## MATERIAL SUPPLIED
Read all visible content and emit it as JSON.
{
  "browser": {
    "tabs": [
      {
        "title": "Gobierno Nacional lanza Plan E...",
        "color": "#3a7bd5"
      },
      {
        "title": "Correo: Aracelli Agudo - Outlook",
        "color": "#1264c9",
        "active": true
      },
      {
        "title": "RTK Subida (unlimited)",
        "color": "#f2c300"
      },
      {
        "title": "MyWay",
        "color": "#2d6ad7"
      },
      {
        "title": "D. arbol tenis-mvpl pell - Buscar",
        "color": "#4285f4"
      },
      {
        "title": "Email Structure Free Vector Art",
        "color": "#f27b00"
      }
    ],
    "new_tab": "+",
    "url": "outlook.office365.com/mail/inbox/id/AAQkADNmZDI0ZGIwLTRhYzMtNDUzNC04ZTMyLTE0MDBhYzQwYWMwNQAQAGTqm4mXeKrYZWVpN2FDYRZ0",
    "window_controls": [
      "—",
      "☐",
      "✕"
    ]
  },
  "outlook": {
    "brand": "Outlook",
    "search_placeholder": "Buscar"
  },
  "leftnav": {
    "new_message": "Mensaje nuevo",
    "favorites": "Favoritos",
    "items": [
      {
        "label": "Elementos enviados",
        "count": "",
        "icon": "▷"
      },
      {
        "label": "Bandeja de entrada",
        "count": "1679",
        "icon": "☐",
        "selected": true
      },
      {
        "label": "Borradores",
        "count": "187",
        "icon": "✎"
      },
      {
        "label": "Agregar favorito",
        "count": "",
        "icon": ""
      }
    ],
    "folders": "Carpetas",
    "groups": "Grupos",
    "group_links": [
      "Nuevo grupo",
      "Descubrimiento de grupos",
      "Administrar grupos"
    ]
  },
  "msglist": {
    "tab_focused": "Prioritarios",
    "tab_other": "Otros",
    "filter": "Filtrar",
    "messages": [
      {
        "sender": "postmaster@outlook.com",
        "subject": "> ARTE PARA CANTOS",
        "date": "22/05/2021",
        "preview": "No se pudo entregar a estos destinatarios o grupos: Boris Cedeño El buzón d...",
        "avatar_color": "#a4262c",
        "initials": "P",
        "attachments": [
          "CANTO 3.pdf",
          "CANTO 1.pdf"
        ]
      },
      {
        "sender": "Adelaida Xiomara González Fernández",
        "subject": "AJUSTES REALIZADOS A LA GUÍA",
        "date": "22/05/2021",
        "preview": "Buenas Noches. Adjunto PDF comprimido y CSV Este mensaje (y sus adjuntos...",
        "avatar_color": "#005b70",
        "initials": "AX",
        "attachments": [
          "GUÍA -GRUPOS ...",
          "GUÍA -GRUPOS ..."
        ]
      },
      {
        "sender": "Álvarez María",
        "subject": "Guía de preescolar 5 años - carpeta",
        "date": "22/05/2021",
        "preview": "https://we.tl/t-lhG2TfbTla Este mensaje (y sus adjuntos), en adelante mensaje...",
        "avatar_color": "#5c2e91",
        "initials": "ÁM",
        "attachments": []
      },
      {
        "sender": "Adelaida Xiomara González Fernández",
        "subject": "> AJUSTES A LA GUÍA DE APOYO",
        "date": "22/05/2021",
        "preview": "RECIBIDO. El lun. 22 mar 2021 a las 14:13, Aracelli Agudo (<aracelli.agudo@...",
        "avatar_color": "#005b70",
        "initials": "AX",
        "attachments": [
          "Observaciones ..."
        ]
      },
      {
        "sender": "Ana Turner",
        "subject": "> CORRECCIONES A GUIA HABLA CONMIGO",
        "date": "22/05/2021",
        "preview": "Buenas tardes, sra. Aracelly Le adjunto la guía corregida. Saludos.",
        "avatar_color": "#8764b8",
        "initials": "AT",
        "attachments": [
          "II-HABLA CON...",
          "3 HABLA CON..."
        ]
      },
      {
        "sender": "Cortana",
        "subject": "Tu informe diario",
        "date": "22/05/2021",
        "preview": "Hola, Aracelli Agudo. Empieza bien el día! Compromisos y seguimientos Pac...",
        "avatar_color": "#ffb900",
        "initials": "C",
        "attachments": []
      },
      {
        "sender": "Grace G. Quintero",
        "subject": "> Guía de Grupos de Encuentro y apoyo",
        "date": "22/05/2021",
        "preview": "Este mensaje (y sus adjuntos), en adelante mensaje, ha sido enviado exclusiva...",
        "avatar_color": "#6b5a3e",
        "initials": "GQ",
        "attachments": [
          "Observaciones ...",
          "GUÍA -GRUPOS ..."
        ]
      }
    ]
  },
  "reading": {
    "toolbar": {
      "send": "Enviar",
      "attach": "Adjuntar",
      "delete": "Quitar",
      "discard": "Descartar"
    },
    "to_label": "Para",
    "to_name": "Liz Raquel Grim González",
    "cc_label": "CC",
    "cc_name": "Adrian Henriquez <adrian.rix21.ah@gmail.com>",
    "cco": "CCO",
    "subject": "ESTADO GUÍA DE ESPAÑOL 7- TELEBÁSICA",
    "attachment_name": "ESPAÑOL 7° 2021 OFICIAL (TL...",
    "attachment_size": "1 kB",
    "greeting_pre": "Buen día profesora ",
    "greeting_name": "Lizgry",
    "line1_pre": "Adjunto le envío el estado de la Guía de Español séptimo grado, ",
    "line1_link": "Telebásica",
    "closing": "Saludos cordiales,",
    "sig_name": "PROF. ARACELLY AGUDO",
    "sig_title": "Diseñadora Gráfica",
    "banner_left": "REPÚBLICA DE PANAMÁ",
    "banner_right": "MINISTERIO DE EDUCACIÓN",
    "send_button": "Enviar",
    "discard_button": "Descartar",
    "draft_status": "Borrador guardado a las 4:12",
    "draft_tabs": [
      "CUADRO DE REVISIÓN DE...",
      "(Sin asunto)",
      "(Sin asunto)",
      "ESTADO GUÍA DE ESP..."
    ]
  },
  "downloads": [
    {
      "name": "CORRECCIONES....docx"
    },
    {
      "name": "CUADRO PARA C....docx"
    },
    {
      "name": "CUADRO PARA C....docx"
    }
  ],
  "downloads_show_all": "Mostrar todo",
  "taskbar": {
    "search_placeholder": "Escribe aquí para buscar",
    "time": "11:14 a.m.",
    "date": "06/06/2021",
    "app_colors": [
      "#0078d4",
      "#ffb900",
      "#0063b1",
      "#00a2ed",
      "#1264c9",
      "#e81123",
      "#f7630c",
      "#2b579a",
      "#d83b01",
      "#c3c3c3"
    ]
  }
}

## YOUR OBJECTIVE
Give the number of lines above that hold the word "HABLA", and nothing more.

## EXPECTED ANSWER
3